**Request**
Find the word "Prix" in the material below and gather every line that contains it.

**Data entries**
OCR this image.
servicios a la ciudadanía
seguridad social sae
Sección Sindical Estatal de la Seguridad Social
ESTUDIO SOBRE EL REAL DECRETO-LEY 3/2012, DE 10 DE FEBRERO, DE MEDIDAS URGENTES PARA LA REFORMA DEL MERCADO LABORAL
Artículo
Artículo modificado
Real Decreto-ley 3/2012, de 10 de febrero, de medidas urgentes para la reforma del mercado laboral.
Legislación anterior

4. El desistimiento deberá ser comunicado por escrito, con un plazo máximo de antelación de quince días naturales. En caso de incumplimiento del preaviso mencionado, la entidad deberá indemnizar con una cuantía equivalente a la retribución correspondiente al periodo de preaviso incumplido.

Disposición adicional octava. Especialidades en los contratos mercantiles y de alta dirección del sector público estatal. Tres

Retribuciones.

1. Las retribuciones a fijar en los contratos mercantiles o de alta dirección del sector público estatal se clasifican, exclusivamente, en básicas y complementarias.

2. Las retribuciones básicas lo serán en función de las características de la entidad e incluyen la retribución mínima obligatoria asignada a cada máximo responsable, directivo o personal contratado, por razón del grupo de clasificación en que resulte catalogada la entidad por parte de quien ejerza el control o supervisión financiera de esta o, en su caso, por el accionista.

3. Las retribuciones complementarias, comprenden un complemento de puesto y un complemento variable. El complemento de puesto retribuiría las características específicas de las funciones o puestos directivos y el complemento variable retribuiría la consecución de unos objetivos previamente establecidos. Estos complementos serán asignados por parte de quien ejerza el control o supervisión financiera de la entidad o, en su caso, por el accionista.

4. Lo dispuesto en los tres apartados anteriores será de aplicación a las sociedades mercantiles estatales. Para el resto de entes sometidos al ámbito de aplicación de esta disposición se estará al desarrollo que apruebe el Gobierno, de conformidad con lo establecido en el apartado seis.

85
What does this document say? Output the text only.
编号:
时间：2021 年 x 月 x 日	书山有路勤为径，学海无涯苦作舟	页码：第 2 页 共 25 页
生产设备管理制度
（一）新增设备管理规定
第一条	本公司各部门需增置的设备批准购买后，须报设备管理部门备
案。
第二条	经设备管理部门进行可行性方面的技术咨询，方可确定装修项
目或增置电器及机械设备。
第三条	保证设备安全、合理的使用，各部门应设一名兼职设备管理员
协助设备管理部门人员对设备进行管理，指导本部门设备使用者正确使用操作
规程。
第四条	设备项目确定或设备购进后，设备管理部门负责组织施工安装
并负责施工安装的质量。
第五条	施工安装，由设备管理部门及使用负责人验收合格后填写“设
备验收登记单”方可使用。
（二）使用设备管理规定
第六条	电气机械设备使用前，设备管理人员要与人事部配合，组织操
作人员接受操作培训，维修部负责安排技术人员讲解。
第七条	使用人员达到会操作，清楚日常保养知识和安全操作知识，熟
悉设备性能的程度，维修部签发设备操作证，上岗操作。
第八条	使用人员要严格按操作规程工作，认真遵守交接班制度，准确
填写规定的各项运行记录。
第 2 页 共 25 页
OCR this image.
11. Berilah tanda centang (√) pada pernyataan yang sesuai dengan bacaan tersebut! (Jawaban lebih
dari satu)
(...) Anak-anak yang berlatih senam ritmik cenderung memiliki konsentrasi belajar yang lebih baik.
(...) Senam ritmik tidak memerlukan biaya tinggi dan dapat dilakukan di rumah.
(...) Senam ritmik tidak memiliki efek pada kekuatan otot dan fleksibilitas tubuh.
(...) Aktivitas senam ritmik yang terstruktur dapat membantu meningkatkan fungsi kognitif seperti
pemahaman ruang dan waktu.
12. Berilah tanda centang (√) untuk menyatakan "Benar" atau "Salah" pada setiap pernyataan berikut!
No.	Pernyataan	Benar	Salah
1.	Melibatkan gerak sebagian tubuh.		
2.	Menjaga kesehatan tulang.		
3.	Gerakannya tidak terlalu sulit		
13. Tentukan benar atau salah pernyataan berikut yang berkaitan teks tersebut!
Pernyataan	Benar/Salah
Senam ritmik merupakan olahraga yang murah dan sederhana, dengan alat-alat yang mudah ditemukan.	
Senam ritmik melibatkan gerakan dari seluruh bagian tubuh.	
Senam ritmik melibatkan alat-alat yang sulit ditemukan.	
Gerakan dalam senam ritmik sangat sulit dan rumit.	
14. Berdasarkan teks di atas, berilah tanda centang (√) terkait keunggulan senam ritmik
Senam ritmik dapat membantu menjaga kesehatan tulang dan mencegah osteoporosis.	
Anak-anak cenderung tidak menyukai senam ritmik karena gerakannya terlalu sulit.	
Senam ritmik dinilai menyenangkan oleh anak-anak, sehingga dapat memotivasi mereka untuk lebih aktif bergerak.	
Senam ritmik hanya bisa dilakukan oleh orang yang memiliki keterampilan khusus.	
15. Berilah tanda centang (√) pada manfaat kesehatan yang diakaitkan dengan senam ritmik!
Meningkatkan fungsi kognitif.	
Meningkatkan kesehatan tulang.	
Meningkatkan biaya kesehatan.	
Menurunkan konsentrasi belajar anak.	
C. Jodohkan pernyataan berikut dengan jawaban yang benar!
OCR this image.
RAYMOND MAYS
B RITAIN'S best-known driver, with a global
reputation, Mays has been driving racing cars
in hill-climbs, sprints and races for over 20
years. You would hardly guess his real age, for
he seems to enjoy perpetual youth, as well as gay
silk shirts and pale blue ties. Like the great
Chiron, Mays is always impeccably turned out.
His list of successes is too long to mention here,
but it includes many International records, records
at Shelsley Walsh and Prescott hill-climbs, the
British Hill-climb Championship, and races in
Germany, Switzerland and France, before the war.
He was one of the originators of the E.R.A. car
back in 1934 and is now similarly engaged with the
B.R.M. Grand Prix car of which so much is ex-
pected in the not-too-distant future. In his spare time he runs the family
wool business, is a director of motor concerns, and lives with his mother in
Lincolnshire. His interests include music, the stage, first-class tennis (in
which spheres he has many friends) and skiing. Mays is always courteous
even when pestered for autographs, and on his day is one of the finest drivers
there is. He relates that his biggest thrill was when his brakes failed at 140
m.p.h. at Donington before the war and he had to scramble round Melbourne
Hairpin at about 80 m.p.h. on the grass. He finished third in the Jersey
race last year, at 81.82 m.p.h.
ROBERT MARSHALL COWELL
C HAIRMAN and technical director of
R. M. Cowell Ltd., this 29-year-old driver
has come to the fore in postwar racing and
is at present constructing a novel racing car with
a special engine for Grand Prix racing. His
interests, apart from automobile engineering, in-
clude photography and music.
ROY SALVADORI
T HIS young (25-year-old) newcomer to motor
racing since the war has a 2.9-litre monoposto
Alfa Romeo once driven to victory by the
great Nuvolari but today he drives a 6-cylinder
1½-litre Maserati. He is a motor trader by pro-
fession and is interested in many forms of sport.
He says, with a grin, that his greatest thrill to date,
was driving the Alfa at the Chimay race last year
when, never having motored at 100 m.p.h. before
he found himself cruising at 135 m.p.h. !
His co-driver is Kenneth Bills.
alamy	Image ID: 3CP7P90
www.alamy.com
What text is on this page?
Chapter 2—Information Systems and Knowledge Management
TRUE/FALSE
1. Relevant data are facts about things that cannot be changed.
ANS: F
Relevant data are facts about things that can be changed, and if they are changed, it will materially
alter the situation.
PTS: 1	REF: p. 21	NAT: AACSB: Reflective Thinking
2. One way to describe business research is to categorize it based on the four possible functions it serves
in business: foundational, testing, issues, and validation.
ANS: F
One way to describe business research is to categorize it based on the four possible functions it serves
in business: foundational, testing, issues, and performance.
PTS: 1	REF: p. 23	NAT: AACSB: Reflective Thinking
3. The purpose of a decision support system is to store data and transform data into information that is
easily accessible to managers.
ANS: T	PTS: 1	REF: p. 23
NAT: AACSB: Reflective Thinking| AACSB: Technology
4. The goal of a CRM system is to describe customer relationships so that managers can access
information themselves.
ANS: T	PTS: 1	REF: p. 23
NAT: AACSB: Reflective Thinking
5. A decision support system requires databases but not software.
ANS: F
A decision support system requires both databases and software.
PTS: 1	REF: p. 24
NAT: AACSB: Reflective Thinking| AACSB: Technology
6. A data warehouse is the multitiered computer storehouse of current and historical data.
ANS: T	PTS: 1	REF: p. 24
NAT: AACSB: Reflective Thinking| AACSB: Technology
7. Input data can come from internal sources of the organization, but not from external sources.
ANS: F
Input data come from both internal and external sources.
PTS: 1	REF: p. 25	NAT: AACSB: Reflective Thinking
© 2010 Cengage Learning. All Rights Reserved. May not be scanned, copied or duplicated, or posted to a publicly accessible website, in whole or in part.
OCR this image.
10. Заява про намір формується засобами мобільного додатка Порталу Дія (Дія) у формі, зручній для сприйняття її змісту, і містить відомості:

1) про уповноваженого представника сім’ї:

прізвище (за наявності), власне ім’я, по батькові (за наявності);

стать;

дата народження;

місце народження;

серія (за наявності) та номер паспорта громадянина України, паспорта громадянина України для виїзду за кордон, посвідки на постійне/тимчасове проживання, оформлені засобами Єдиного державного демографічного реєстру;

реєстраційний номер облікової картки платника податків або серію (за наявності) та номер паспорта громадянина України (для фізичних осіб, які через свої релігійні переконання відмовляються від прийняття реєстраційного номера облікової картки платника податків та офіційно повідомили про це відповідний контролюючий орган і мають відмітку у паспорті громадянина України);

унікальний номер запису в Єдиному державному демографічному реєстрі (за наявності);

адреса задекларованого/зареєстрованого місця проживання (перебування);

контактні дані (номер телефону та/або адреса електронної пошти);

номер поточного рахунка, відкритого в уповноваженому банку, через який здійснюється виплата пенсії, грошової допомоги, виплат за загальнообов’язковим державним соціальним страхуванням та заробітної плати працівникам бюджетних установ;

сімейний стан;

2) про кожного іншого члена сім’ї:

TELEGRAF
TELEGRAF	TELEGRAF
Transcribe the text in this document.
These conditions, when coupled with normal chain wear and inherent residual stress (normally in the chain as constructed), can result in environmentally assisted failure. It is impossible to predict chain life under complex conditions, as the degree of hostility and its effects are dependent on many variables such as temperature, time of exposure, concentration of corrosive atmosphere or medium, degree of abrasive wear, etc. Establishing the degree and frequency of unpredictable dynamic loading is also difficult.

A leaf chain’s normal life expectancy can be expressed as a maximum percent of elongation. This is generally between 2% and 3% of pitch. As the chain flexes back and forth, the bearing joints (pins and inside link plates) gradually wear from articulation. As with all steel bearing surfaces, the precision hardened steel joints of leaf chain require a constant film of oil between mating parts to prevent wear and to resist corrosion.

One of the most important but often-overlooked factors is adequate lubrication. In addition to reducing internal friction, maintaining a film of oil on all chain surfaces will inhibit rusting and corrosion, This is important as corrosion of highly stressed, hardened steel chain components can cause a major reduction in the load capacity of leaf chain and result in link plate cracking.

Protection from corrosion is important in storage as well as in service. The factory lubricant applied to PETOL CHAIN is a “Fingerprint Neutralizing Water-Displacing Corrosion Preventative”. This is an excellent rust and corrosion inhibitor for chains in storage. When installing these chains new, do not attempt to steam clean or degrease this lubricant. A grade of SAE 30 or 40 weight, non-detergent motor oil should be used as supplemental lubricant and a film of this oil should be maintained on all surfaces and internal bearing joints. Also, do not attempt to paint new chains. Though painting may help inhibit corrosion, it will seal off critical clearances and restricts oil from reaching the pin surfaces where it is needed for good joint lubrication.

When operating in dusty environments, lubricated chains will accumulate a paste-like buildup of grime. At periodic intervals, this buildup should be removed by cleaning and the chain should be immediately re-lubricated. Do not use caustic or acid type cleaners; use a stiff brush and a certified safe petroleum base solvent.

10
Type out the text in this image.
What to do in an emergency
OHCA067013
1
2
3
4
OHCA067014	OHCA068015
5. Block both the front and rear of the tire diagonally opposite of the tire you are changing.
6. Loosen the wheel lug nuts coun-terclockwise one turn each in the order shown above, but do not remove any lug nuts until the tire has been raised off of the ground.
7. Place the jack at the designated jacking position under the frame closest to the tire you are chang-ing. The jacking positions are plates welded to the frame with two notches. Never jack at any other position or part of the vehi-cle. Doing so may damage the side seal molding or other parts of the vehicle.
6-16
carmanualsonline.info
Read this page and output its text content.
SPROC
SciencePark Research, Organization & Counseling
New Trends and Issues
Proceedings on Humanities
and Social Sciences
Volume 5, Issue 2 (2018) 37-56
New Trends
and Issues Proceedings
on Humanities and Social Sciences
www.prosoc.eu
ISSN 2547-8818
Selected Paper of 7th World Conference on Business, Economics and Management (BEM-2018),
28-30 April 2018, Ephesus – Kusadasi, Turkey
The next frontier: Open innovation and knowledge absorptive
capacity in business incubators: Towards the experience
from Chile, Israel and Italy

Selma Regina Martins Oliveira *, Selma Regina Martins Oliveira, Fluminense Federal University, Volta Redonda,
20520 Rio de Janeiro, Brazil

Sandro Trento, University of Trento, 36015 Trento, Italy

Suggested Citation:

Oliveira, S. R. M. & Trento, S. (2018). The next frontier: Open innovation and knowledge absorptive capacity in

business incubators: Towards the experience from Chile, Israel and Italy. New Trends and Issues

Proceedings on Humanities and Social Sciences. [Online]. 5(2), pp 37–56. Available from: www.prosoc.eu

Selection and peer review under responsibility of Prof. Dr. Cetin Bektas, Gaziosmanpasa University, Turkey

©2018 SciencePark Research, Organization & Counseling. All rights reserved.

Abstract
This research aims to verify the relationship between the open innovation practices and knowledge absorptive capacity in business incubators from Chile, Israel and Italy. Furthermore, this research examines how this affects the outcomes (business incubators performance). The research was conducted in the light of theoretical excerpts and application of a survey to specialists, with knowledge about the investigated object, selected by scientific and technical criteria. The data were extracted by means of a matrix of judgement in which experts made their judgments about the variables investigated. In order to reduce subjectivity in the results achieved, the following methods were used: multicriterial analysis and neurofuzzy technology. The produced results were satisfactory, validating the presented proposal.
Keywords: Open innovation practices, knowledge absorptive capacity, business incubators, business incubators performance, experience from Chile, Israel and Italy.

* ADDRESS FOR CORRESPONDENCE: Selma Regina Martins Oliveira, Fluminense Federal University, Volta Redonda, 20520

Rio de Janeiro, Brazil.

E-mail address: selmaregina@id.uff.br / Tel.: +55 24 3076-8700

**Full response**
B.R.M. Grand Prix car of which so much is ex-
a special engine for Grand Prix racing. His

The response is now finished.